# Start of ENTRIES PROVIDED
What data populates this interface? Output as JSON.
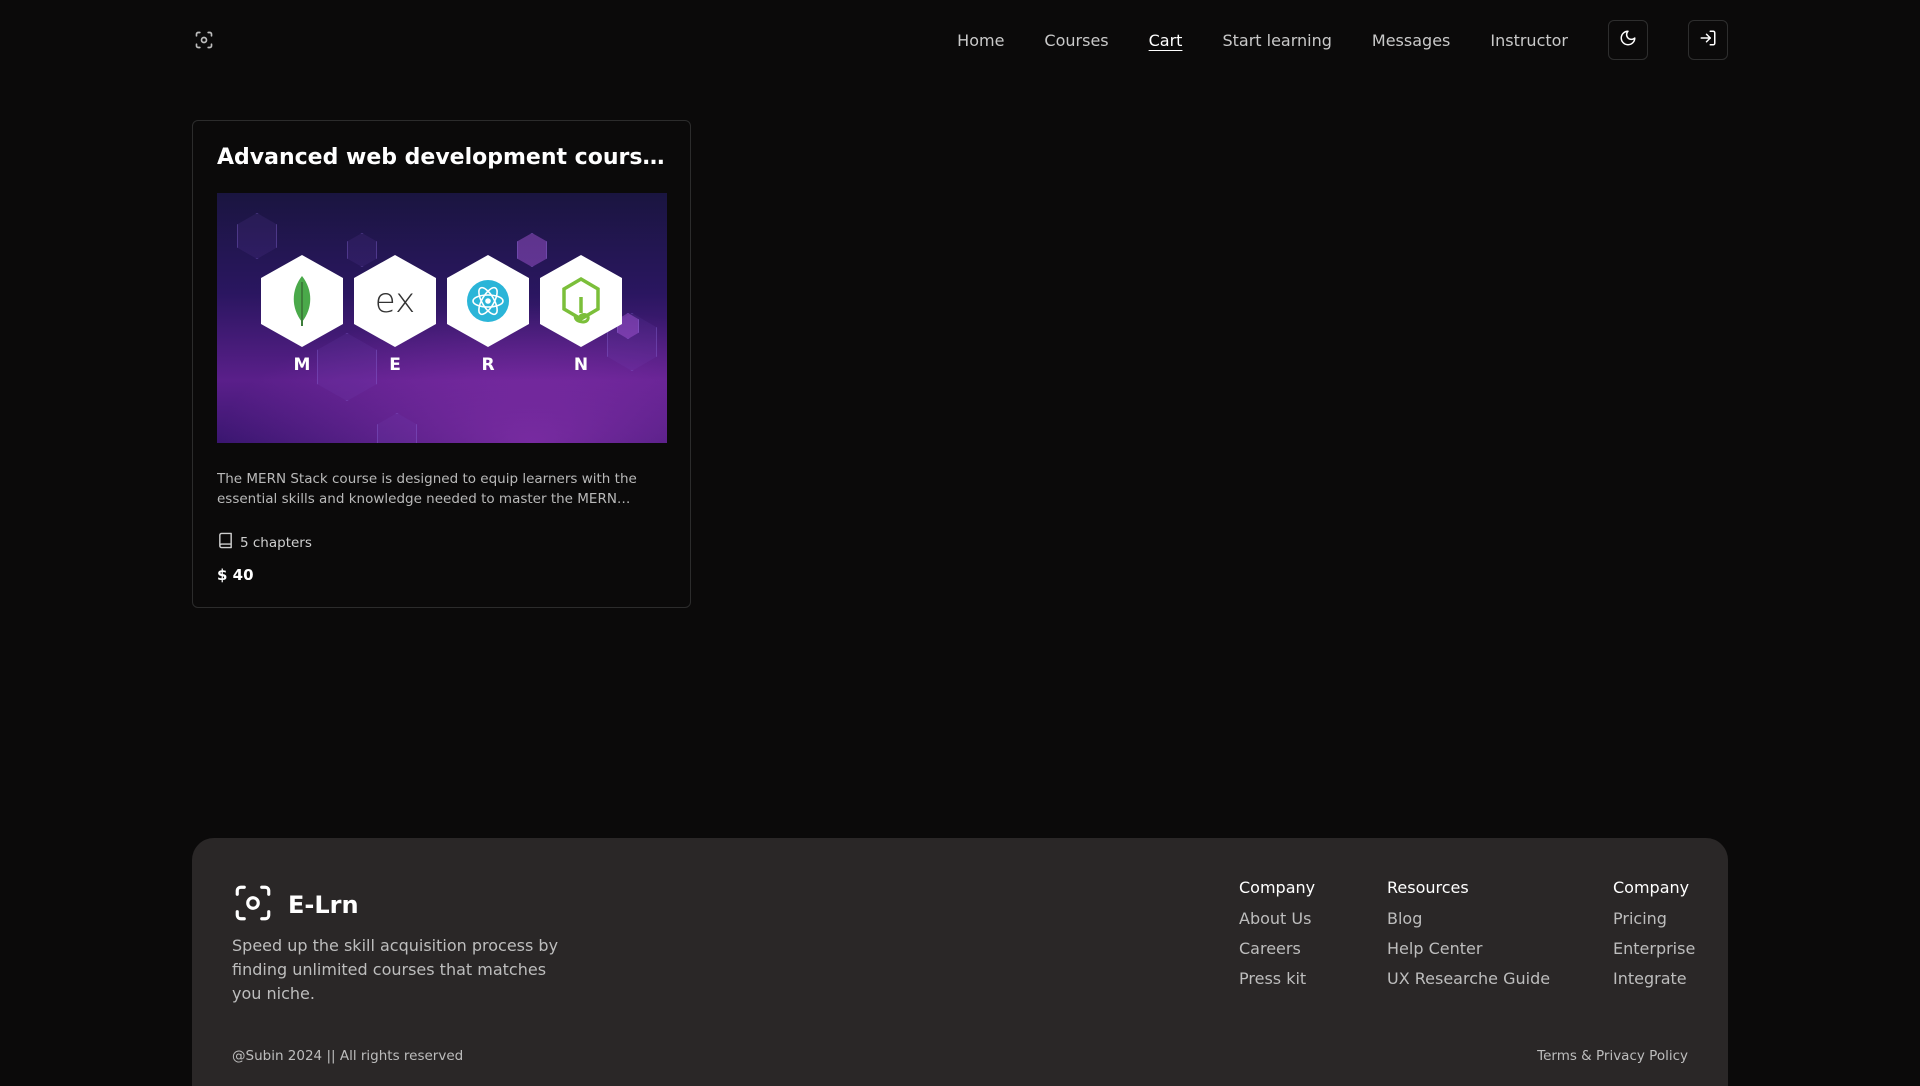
{
  "header": {
    "logo_icon": "scan-focus-icon",
    "nav": [
      {
        "label": "Home",
        "active": false
      },
      {
        "label": "Courses",
        "active": false
      },
      {
        "label": "Cart",
        "active": true
      },
      {
        "label": "Start learning",
        "active": false
      },
      {
        "label": "Messages",
        "active": false
      },
      {
        "label": "Instructor",
        "active": false
      }
    ],
    "theme_icon": "moon-icon",
    "login_icon": "log-in-icon"
  },
  "course_card": {
    "title": "Advanced web development course Me…",
    "thumbnail_letters": [
      "M",
      "E",
      "R",
      "N"
    ],
    "thumbnail_icons": [
      "mongodb-leaf-icon",
      "express-ex-icon",
      "react-atom-icon",
      "nodejs-hex-icon"
    ],
    "thumbnail_express_text": "ex",
    "description": "The MERN Stack course is designed to equip learners with the essential skills and knowledge needed to master the MERN…",
    "chapters": "5 chapters",
    "chapters_icon": "book-icon",
    "price": "$ 40"
  },
  "footer": {
    "brand_name": "E-Lrn",
    "brand_icon": "scan-focus-icon",
    "tagline": "Speed up the skill acquisition process by finding unlimited courses that matches you niche.",
    "columns": [
      {
        "heading": "Company",
        "links": [
          "About Us",
          "Careers",
          "Press kit"
        ]
      },
      {
        "heading": "Resources",
        "links": [
          "Blog",
          "Help Center",
          "UX Researche Guide"
        ]
      },
      {
        "heading": "Company",
        "links": [
          "Pricing",
          "Enterprise",
          "Integrate"
        ]
      }
    ],
    "copyright": "@Subin 2024 || All rights reserved",
    "terms": "Terms & Privacy Policy"
  },
  "colors": {
    "background": "#0b0a0a",
    "footer_bg": "#2a2727",
    "thumbnail_purple": "#5a1f8a",
    "mongo_green": "#4aa94a",
    "react_blue": "#2bb5d8",
    "node_green": "#7bbf3a"
  }
}
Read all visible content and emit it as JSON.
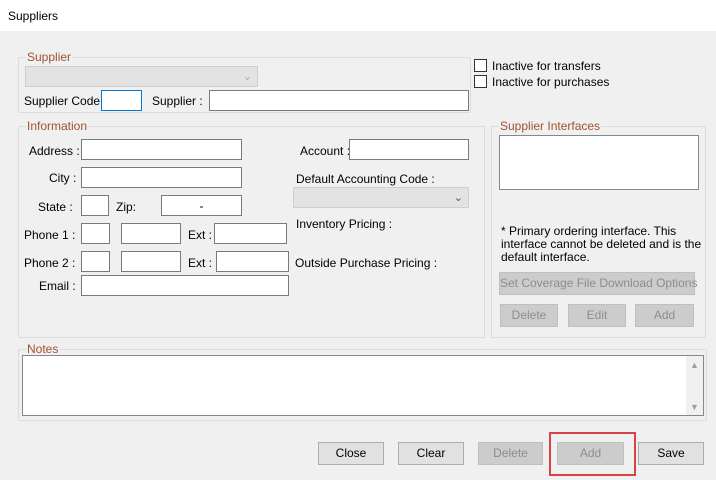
# End of ENTRIES PROVIDED
### WHAT TO DO:
Transcribe the whole listing exactly. Pictures are excluded.

### SOLUTION FOR THIS EXERCISE:
What data populates this interface? Output as JSON.
{
  "header": {
    "logo_icon": "scan-focus-icon",
    "nav": [
      {
        "label": "Home",
        "active": false
      },
      {
        "label": "Courses",
        "active": false
      },
      {
        "label": "Cart",
        "active": true
      },
      {
        "label": "Start learning",
        "active": false
      },
      {
        "label": "Messages",
        "active": false
      },
      {
        "label": "Instructor",
        "active": false
      }
    ],
    "theme_icon": "moon-icon",
    "login_icon": "log-in-icon"
  },
  "course_card": {
    "title": "Advanced web development course Me…",
    "thumbnail_letters": [
      "M",
      "E",
      "R",
      "N"
    ],
    "thumbnail_icons": [
      "mongodb-leaf-icon",
      "express-ex-icon",
      "react-atom-icon",
      "nodejs-hex-icon"
    ],
    "thumbnail_express_text": "ex",
    "description": "The MERN Stack course is designed to equip learners with the essential skills and knowledge needed to master the MERN…",
    "chapters": "5 chapters",
    "chapters_icon": "book-icon",
    "price": "$ 40"
  },
  "footer": {
    "brand_name": "E-Lrn",
    "brand_icon": "scan-focus-icon",
    "tagline": "Speed up the skill acquisition process by finding unlimited courses that matches you niche.",
    "columns": [
      {
        "heading": "Company",
        "links": [
          "About Us",
          "Careers",
          "Press kit"
        ]
      },
      {
        "heading": "Resources",
        "links": [
          "Blog",
          "Help Center",
          "UX Researche Guide"
        ]
      },
      {
        "heading": "Company",
        "links": [
          "Pricing",
          "Enterprise",
          "Integrate"
        ]
      }
    ],
    "copyright": "@Subin 2024 || All rights reserved",
    "terms": "Terms & Privacy Policy"
  },
  "colors": {
    "background": "#0b0a0a",
    "footer_bg": "#2a2727",
    "thumbnail_purple": "#5a1f8a",
    "mongo_green": "#4aa94a",
    "react_blue": "#2bb5d8",
    "node_green": "#7bbf3a"
  }
}
Read all visible content and emit it as JSON.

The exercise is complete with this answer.